> **Brief**
Each entry below must be repeated word for word.

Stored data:
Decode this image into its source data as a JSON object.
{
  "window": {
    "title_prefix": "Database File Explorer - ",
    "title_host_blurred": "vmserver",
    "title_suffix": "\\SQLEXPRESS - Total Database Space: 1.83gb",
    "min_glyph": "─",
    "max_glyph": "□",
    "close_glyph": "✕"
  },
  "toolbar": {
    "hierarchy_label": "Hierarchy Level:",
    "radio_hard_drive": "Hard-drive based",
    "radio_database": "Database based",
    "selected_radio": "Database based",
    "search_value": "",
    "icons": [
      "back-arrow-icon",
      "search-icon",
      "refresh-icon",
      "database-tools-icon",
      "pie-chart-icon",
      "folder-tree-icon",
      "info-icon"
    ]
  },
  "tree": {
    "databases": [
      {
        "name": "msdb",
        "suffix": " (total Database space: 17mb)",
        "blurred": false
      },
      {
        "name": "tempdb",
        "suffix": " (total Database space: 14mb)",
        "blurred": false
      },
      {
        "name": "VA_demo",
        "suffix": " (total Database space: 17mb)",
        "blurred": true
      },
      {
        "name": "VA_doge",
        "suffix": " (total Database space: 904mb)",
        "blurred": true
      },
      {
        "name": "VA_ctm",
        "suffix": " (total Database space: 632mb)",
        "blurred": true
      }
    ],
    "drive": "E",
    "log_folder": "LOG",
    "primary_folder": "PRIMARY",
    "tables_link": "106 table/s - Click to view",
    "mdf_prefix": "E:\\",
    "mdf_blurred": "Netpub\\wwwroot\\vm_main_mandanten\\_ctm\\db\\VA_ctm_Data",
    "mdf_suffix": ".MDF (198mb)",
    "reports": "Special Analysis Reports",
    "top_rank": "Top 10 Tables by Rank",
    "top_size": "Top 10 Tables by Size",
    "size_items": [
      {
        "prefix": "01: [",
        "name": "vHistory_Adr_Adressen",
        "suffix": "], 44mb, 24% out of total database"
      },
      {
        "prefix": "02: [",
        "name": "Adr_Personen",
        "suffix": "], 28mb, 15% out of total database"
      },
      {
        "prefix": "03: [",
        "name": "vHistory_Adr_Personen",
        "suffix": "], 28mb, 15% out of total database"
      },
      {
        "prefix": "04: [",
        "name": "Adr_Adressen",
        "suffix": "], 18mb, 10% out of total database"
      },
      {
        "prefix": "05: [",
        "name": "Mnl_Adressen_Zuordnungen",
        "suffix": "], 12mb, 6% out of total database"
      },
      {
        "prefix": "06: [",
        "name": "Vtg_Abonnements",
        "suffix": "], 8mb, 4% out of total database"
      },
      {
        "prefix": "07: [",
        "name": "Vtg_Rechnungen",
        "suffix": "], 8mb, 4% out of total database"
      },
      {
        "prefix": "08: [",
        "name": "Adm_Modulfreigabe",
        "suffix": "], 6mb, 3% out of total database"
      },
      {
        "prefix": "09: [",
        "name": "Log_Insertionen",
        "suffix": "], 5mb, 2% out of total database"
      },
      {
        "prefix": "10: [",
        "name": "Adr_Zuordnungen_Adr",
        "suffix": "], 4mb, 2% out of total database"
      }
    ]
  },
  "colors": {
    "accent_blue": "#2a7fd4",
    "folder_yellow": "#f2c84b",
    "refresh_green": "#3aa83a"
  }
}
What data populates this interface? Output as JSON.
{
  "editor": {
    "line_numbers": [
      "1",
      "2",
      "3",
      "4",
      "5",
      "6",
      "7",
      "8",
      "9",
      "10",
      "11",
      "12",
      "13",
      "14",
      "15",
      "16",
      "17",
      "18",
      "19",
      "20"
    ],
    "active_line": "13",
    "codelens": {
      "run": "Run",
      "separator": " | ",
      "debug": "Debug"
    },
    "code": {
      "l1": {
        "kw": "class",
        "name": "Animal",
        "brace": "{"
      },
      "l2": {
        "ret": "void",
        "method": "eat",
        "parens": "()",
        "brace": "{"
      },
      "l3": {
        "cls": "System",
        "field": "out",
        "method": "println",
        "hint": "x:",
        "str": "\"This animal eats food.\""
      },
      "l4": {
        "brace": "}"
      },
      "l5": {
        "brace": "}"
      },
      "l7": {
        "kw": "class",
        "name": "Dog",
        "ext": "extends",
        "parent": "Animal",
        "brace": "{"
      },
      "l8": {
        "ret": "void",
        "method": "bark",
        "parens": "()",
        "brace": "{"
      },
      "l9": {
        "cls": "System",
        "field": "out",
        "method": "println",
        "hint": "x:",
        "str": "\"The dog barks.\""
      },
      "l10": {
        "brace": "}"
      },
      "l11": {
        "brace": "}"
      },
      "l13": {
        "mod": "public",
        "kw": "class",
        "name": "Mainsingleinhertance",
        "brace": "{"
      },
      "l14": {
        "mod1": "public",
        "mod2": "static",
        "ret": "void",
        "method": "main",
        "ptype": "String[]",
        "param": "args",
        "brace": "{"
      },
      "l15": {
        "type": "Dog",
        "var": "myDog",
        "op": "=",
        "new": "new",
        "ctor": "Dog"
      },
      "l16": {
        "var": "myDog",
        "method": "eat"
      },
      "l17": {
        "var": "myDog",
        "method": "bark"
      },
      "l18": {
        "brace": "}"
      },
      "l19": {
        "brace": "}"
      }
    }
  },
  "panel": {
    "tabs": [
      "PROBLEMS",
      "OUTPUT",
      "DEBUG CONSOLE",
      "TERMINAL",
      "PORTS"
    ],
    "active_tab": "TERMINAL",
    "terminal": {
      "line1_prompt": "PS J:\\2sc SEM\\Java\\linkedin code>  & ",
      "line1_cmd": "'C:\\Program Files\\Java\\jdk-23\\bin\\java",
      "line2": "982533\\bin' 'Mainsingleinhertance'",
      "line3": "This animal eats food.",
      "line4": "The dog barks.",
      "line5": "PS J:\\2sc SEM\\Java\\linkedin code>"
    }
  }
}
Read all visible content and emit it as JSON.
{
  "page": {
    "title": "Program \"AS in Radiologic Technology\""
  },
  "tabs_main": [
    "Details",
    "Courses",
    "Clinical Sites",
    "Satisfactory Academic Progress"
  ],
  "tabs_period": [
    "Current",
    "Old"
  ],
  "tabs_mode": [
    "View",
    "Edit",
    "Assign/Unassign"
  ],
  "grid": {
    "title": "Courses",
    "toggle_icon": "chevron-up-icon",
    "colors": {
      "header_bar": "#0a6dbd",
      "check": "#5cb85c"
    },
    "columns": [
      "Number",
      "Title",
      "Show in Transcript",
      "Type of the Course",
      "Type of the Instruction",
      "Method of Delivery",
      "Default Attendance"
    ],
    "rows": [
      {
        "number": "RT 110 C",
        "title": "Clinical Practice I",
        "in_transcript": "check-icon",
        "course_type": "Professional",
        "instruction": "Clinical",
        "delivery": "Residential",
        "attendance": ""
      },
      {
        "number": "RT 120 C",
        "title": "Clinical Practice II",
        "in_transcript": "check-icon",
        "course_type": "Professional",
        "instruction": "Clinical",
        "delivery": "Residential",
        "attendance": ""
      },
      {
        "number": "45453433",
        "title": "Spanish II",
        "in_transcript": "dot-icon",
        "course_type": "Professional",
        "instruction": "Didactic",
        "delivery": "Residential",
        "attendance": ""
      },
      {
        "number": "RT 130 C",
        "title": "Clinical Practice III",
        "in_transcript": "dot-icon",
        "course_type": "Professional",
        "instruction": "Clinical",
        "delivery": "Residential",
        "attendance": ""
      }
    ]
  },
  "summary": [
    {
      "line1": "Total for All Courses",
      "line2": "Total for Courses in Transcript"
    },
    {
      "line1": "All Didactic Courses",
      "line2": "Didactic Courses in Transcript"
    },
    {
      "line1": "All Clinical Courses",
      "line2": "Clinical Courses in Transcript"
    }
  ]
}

> **Output below**
Decode this image into its source data as a JSON object.
{
  "window": {
    "title_prefix": "Database File Explorer - ",
    "title_host_blurred": "vmserver",
    "title_suffix": "\\SQLEXPRESS - Total Database Space: 1.83gb",
    "min_glyph": "─",
    "max_glyph": "□",
    "close_glyph": "✕"
  },
  "toolbar": {
    "hierarchy_label": "Hierarchy Level:",
    "radio_hard_drive": "Hard-drive based",
    "radio_database": "Database based",
    "selected_radio": "Database based",
    "search_value": "",
    "icons": [
      "back-arrow-icon",
      "search-icon",
      "refresh-icon",
      "database-tools-icon",
      "pie-chart-icon",
      "folder-tree-icon",
      "info-icon"
    ]
  },
  "tree": {
    "databases": [
      {
        "name": "msdb",
        "suffix": " (total Database space: 17mb)",
        "blurred": false
      },
      {
        "name": "tempdb",
        "suffix": " (total Database space: 14mb)",
        "blurred": false
      },
      {
        "name": "VA_demo",
        "suffix": " (total Database space: 17mb)",
        "blurred": true
      },
      {
        "name": "VA_doge",
        "suffix": " (total Database space: 904mb)",
        "blurred": true
      },
      {
        "name": "VA_ctm",
        "suffix": " (total Database space: 632mb)",
        "blurred": true
      }
    ],
    "drive": "E",
    "log_folder": "LOG",
    "primary_folder": "PRIMARY",
    "tables_link": "106 table/s - Click to view",
    "mdf_prefix": "E:\\",
    "mdf_blurred": "Netpub\\wwwroot\\vm_main_mandanten\\_ctm\\db\\VA_ctm_Data",
    "mdf_suffix": ".MDF (198mb)",
    "reports": "Special Analysis Reports",
    "top_rank": "Top 10 Tables by Rank",
    "top_size": "Top 10 Tables by Size",
    "size_items": [
      {
        "prefix": "01: [",
        "name": "vHistory_Adr_Adressen",
        "suffix": "], 44mb, 24% out of total database"
      },
      {
        "prefix": "02: [",
        "name": "Adr_Personen",
        "suffix": "], 28mb, 15% out of total database"
      },
      {
        "prefix": "03: [",
        "name": "vHistory_Adr_Personen",
        "suffix": "], 28mb, 15% out of total database"
      },
      {
        "prefix": "04: [",
        "name": "Adr_Adressen",
        "suffix": "], 18mb, 10% out of total database"
      },
      {
        "prefix": "05: [",
        "name": "Mnl_Adressen_Zuordnungen",
        "suffix": "], 12mb, 6% out of total database"
      },
      {
        "prefix": "06: [",
        "name": "Vtg_Abonnements",
        "suffix": "], 8mb, 4% out of total database"
      },
      {
        "prefix": "07: [",
        "name": "Vtg_Rechnungen",
        "suffix": "], 8mb, 4% out of total database"
      },
      {
        "prefix": "08: [",
        "name": "Adm_Modulfreigabe",
        "suffix": "], 6mb, 3% out of total database"
      },
      {
        "prefix": "09: [",
        "name": "Log_Insertionen",
        "suffix": "], 5mb, 2% out of total database"
      },
      {
        "prefix": "10: [",
        "name": "Adr_Zuordnungen_Adr",
        "suffix": "], 4mb, 2% out of total database"
      }
    ]
  },
  "colors": {
    "accent_blue": "#2a7fd4",
    "folder_yellow": "#f2c84b",
    "refresh_green": "#3aa83a"
  }
}
What data populates this interface? Output as JSON.
{
  "editor": {
    "line_numbers": [
      "1",
      "2",
      "3",
      "4",
      "5",
      "6",
      "7",
      "8",
      "9",
      "10",
      "11",
      "12",
      "13",
      "14",
      "15",
      "16",
      "17",
      "18",
      "19",
      "20"
    ],
    "active_line": "13",
    "codelens": {
      "run": "Run",
      "separator": " | ",
      "debug": "Debug"
    },
    "code": {
      "l1": {
        "kw": "class",
        "name": "Animal",
        "brace": "{"
      },
      "l2": {
        "ret": "void",
        "method": "eat",
        "parens": "()",
        "brace": "{"
      },
      "l3": {
        "cls": "System",
        "field": "out",
        "method": "println",
        "hint": "x:",
        "str": "\"This animal eats food.\""
      },
      "l4": {
        "brace": "}"
      },
      "l5": {
        "brace": "}"
      },
      "l7": {
        "kw": "class",
        "name": "Dog",
        "ext": "extends",
        "parent": "Animal",
        "brace": "{"
      },
      "l8": {
        "ret": "void",
        "method": "bark",
        "parens": "()",
        "brace": "{"
      },
      "l9": {
        "cls": "System",
        "field": "out",
        "method": "println",
        "hint": "x:",
        "str": "\"The dog barks.\""
      },
      "l10": {
        "brace": "}"
      },
      "l11": {
        "brace": "}"
      },
      "l13": {
        "mod": "public",
        "kw": "class",
        "name": "Mainsingleinhertance",
        "brace": "{"
      },
      "l14": {
        "mod1": "public",
        "mod2": "static",
        "ret": "void",
        "method": "main",
        "ptype": "String[]",
        "param": "args",
        "brace": "{"
      },
      "l15": {
        "type": "Dog",
        "var": "myDog",
        "op": "=",
        "new": "new",
        "ctor": "Dog"
      },
      "l16": {
        "var": "myDog",
        "method": "eat"
      },
      "l17": {
        "var": "myDog",
        "method": "bark"
      },
      "l18": {
        "brace": "}"
      },
      "l19": {
        "brace": "}"
      }
    }
  },
  "panel": {
    "tabs": [
      "PROBLEMS",
      "OUTPUT",
      "DEBUG CONSOLE",
      "TERMINAL",
      "PORTS"
    ],
    "active_tab": "TERMINAL",
    "terminal": {
      "line1_prompt": "PS J:\\2sc SEM\\Java\\linkedin code>  & ",
      "line1_cmd": "'C:\\Program Files\\Java\\jdk-23\\bin\\java",
      "line2": "982533\\bin' 'Mainsingleinhertance'",
      "line3": "This animal eats food.",
      "line4": "The dog barks.",
      "line5": "PS J:\\2sc SEM\\Java\\linkedin code>"
    }
  }
}
Read all visible content and emit it as JSON.
{
  "page": {
    "title": "Program \"AS in Radiologic Technology\""
  },
  "tabs_main": [
    "Details",
    "Courses",
    "Clinical Sites",
    "Satisfactory Academic Progress"
  ],
  "tabs_period": [
    "Current",
    "Old"
  ],
  "tabs_mode": [
    "View",
    "Edit",
    "Assign/Unassign"
  ],
  "grid": {
    "title": "Courses",
    "toggle_icon": "chevron-up-icon",
    "colors": {
      "header_bar": "#0a6dbd",
      "check": "#5cb85c"
    },
    "columns": [
      "Number",
      "Title",
      "Show in Transcript",
      "Type of the Course",
      "Type of the Instruction",
      "Method of Delivery",
      "Default Attendance"
    ],
    "rows": [
      {
        "number": "RT 110 C",
        "title": "Clinical Practice I",
        "in_transcript": "check-icon",
        "course_type": "Professional",
        "instruction": "Clinical",
        "delivery": "Residential",
        "attendance": ""
      },
      {
        "number": "RT 120 C",
        "title": "Clinical Practice II",
        "in_transcript": "check-icon",
        "course_type": "Professional",
        "instruction": "Clinical",
        "delivery": "Residential",
        "attendance": ""
      },
      {
        "number": "45453433",
        "title": "Spanish II",
        "in_transcript": "dot-icon",
        "course_type": "Professional",
        "instruction": "Didactic",
        "delivery": "Residential",
        "attendance": ""
      },
      {
        "number": "RT 130 C",
        "title": "Clinical Practice III",
        "in_transcript": "dot-icon",
        "course_type": "Professional",
        "instruction": "Clinical",
        "delivery": "Residential",
        "attendance": ""
      }
    ]
  },
  "summary": [
    {
      "line1": "Total for All Courses",
      "line2": "Total for Courses in Transcript"
    },
    {
      "line1": "All Didactic Courses",
      "line2": "Didactic Courses in Transcript"
    },
    {
      "line1": "All Clinical Courses",
      "line2": "Clinical Courses in Transcript"
    }
  ]
}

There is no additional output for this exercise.